State only the count of lines in the listing below that hold "background".

-- start Data records --

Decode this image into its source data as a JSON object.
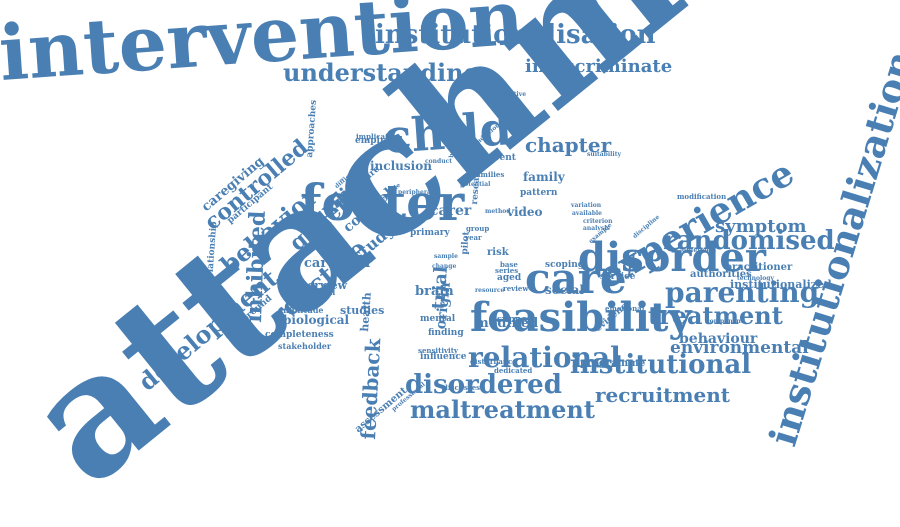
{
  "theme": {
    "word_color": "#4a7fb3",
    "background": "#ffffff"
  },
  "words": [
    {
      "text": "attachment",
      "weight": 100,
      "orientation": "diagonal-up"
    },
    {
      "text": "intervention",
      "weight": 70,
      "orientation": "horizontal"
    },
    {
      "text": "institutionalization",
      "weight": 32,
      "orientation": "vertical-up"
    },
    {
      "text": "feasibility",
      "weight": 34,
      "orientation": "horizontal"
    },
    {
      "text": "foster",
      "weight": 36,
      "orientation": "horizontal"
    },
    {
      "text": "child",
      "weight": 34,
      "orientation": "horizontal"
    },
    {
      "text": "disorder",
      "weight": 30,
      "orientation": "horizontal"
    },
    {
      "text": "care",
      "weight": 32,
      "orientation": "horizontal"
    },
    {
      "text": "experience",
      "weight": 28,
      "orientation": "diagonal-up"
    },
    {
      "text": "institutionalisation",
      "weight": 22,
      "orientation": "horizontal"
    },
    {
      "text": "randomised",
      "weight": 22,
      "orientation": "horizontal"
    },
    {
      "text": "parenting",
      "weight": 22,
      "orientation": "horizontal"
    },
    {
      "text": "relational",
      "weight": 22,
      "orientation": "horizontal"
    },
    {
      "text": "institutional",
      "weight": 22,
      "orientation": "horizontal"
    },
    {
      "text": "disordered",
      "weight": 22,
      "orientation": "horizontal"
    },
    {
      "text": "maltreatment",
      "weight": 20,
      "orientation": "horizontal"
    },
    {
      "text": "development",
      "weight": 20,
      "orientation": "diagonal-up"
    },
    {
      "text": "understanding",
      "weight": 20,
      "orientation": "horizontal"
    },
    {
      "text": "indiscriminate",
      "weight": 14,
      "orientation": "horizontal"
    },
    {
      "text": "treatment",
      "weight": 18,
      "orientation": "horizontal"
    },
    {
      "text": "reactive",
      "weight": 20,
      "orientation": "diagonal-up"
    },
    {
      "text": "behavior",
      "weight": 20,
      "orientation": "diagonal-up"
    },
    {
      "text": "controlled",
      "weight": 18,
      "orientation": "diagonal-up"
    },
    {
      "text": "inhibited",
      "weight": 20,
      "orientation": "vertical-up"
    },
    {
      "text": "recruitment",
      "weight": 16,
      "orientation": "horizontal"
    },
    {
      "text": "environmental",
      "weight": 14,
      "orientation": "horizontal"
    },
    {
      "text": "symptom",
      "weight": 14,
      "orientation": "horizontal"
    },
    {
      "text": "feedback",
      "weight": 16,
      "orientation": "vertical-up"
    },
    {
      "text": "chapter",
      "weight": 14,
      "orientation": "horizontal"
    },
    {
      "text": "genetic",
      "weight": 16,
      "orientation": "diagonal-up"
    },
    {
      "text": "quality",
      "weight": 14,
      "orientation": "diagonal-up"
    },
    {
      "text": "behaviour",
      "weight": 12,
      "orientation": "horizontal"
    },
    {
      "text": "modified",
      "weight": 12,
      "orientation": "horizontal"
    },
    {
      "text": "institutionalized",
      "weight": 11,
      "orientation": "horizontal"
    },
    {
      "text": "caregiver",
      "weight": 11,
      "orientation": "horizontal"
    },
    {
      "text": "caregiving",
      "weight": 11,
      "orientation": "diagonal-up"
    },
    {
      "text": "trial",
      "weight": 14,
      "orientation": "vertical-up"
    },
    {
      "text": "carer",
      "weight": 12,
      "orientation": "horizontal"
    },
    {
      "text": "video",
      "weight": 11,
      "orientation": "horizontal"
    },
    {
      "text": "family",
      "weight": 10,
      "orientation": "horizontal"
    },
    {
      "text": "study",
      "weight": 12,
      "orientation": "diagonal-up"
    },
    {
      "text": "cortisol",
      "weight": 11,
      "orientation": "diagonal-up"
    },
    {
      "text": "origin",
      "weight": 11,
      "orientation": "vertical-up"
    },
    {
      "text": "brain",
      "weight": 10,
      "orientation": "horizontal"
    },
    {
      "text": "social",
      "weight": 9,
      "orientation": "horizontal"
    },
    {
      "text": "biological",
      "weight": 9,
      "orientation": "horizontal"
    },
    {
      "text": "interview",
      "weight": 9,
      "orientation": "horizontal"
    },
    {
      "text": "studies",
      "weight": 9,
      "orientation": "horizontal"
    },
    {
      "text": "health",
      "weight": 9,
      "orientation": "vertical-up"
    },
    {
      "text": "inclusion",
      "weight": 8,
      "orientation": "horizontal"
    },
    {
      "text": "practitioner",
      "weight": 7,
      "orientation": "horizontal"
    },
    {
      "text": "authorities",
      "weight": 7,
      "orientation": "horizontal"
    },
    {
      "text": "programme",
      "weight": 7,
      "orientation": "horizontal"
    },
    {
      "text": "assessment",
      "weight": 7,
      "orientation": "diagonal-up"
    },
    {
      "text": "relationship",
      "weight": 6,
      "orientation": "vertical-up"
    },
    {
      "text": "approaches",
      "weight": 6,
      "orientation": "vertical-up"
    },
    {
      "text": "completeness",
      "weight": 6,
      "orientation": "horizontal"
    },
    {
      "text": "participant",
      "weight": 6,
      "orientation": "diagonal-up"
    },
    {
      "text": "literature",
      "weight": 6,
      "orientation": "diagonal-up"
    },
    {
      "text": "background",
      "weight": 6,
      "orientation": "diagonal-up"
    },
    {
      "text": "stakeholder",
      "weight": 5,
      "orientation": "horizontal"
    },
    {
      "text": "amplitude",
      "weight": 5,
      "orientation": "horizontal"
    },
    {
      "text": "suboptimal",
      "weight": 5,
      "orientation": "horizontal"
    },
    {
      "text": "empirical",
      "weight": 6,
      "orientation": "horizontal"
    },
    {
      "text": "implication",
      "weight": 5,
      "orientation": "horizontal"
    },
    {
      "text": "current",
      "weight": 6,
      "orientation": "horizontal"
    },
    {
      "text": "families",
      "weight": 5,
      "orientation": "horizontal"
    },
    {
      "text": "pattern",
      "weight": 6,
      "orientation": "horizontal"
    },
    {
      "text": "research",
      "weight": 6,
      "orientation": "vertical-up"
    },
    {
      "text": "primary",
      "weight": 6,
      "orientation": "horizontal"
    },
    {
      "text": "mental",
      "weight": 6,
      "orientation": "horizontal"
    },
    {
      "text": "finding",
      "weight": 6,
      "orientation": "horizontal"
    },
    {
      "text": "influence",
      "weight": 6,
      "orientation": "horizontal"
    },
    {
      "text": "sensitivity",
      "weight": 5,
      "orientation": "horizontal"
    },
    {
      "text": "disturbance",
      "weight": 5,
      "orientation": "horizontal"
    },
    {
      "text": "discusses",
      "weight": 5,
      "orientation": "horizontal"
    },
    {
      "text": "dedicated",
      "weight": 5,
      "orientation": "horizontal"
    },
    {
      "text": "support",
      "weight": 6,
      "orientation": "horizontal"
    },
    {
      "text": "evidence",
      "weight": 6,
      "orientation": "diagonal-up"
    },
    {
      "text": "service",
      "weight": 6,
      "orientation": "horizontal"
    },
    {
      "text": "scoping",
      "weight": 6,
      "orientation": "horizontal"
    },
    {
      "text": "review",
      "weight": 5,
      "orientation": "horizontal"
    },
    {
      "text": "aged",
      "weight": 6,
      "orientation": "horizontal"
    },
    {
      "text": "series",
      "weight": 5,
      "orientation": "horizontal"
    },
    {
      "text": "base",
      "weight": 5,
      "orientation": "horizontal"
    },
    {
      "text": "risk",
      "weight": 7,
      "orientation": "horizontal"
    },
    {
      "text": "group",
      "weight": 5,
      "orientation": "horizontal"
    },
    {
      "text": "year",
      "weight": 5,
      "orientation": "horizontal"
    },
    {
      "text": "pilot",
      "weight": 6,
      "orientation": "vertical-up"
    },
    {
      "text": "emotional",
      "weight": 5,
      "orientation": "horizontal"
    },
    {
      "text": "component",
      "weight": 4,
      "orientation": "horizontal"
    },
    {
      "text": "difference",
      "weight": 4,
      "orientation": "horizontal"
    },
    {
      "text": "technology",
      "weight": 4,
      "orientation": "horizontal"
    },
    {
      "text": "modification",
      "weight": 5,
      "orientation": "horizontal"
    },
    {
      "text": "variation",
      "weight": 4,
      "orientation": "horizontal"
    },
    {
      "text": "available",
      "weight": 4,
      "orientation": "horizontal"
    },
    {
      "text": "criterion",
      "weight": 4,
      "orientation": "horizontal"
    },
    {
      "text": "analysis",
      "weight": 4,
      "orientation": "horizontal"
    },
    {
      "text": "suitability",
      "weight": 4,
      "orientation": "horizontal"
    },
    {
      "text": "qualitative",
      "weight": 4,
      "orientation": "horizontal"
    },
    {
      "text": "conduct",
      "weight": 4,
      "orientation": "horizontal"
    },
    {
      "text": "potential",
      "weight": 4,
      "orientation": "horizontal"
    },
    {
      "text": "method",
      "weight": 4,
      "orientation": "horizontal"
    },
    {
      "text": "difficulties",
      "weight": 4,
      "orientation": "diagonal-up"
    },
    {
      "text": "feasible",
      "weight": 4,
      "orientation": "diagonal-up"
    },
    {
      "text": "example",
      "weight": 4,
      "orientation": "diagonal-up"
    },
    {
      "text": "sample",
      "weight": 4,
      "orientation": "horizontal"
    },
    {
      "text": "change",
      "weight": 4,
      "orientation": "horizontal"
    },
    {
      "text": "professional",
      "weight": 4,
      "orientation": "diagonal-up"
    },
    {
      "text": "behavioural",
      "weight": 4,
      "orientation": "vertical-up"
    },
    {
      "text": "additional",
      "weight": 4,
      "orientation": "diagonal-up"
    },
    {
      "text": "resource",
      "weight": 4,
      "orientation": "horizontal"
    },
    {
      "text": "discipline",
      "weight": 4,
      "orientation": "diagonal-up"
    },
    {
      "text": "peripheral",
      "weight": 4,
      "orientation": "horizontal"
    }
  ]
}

-- end Data records --
-- start Data records --

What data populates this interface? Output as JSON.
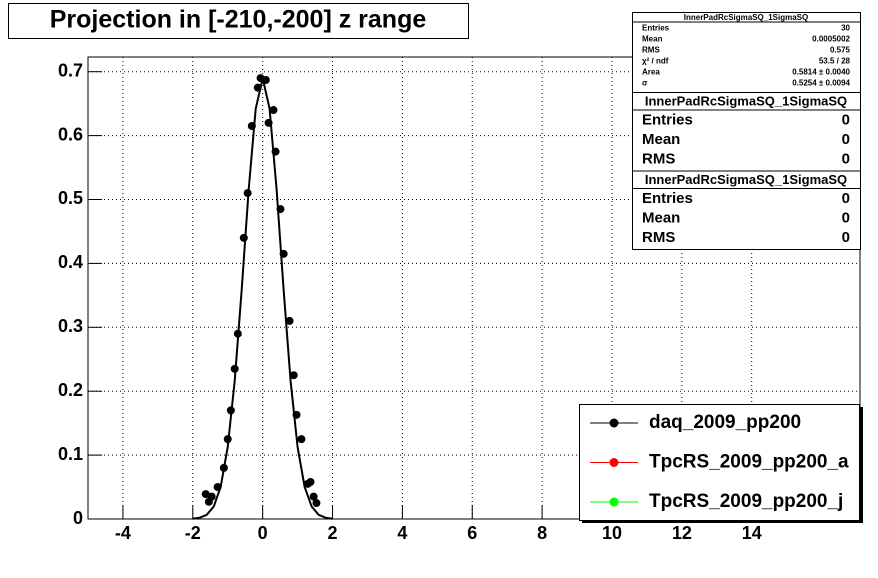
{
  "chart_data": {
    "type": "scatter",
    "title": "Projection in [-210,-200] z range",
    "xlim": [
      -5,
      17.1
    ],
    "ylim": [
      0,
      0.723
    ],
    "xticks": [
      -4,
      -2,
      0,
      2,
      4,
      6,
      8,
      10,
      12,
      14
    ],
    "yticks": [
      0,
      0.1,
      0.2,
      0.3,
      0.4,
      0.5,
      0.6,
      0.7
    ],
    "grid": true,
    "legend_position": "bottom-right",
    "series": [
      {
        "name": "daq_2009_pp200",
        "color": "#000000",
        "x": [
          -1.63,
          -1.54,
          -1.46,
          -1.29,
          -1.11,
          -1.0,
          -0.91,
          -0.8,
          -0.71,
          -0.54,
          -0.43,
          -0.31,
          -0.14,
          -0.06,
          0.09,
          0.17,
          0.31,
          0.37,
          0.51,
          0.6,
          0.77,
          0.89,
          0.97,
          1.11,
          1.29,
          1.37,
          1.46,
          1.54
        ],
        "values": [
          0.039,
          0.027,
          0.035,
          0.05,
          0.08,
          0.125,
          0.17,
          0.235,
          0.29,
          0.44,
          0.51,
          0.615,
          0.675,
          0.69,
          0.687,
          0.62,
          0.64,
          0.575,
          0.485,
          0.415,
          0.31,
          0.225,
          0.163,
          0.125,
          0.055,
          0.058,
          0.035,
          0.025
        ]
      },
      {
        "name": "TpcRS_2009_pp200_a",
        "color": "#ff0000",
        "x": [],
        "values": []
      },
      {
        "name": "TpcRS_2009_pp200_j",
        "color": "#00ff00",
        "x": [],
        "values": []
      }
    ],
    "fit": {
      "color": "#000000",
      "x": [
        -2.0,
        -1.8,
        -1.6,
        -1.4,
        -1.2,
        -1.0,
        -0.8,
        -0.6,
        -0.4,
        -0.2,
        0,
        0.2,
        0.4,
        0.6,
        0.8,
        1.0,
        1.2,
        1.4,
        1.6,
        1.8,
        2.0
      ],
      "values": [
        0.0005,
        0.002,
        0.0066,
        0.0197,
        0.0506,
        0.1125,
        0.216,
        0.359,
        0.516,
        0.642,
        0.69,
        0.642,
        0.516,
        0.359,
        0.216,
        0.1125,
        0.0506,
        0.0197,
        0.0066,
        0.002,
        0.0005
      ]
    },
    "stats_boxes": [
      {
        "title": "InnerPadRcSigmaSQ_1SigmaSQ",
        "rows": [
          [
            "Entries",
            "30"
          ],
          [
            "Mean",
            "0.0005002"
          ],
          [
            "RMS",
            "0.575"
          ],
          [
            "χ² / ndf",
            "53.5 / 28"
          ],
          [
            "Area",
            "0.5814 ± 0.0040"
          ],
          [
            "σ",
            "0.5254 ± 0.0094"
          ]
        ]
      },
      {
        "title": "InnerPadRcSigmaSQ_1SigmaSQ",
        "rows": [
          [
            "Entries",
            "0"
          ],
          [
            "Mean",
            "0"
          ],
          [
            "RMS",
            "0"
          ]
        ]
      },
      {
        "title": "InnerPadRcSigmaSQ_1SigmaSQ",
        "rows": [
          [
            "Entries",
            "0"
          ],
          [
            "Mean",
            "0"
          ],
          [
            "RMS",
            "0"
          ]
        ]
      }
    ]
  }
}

-- end Data records --

▸ Solved exercise: 2